* **WHAT TO DO**:
Give the material once more, word for word, without any images.

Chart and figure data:

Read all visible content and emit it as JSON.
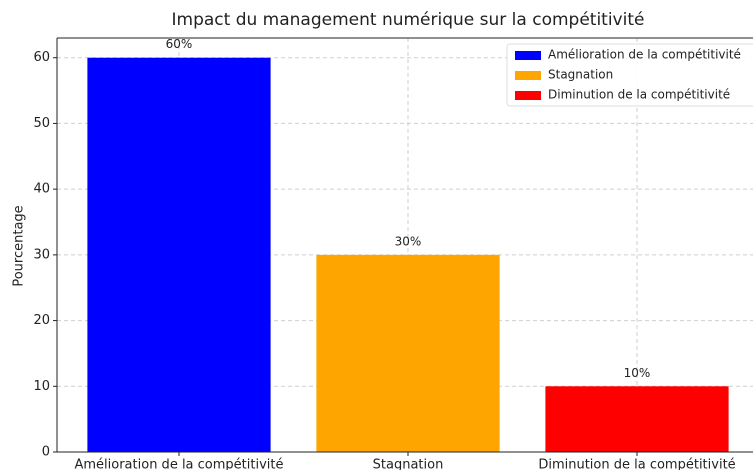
{
  "chart_data": {
    "type": "bar",
    "title": "Impact du management numérique sur la compétitivité",
    "y_label": "Pourcentage",
    "categories": [
      "Amélioration de la compétitivité",
      "Stagnation",
      "Diminution de la compétitivité"
    ],
    "values": [
      60,
      30,
      10
    ],
    "value_labels": [
      "60%",
      "30%",
      "10%"
    ],
    "colors": [
      "#0000ff",
      "#ffa500",
      "#ff0000"
    ],
    "ylim": [
      0,
      63
    ],
    "yticks": [
      0,
      10,
      20,
      30,
      40,
      50,
      60
    ],
    "grid": true,
    "legend": "upper right"
  }
}
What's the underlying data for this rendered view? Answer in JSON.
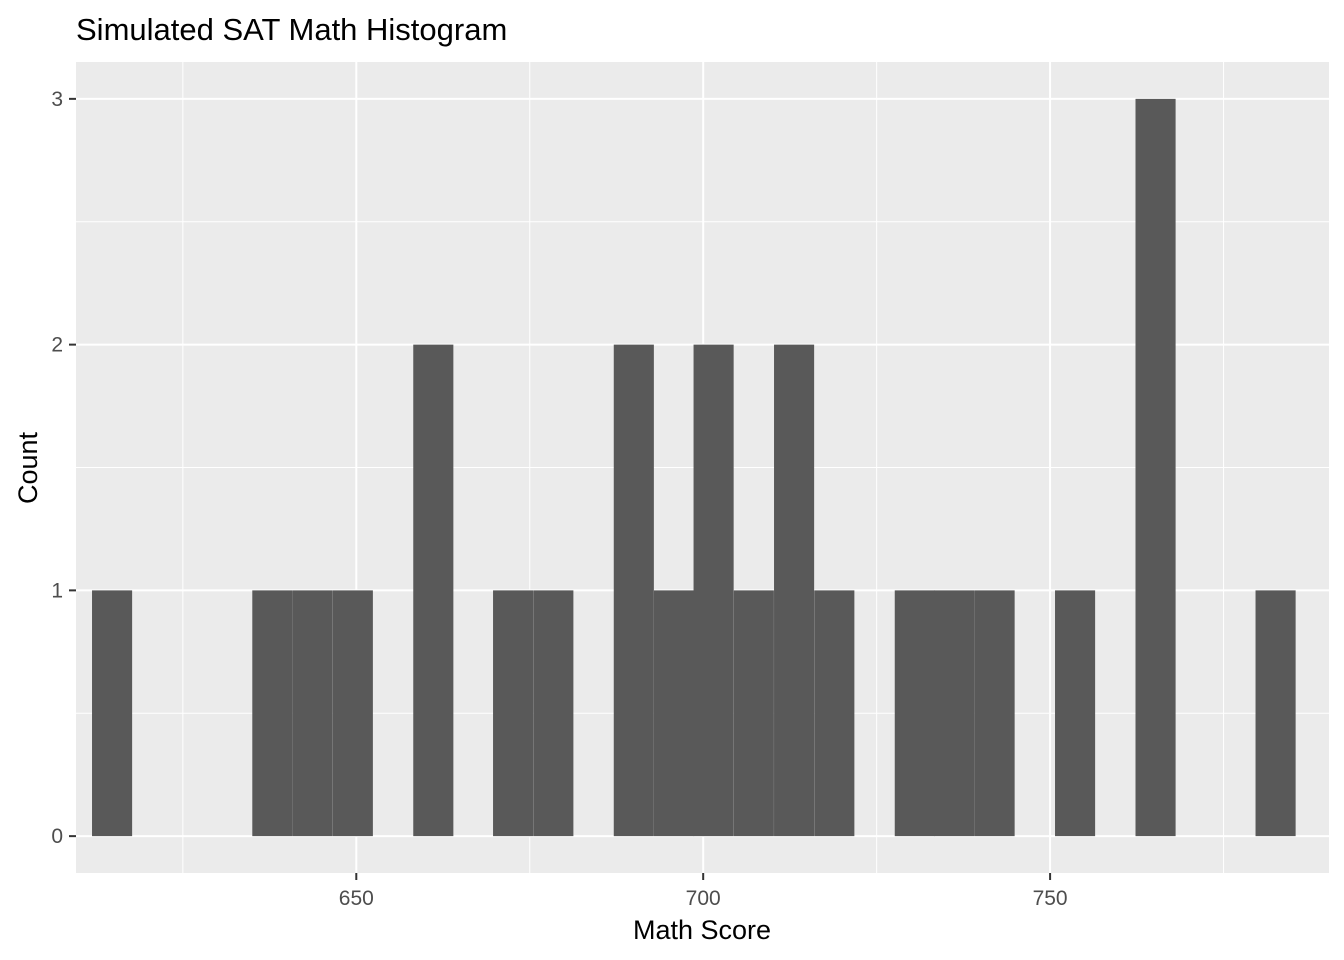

* **ANSWER TO THIS TASK**:
Read all visible content and emit it as JSON.
{
  "chart_data": {
    "type": "bar",
    "title": "Impact du management numérique sur la compétitivité",
    "y_label": "Pourcentage",
    "categories": [
      "Amélioration de la compétitivité",
      "Stagnation",
      "Diminution de la compétitivité"
    ],
    "values": [
      60,
      30,
      10
    ],
    "value_labels": [
      "60%",
      "30%",
      "10%"
    ],
    "colors": [
      "#0000ff",
      "#ffa500",
      "#ff0000"
    ],
    "ylim": [
      0,
      63
    ],
    "yticks": [
      0,
      10,
      20,
      30,
      40,
      50,
      60
    ],
    "grid": true,
    "legend": "upper right"
  }
}
What's the underlying data for this rendered view? Answer in JSON.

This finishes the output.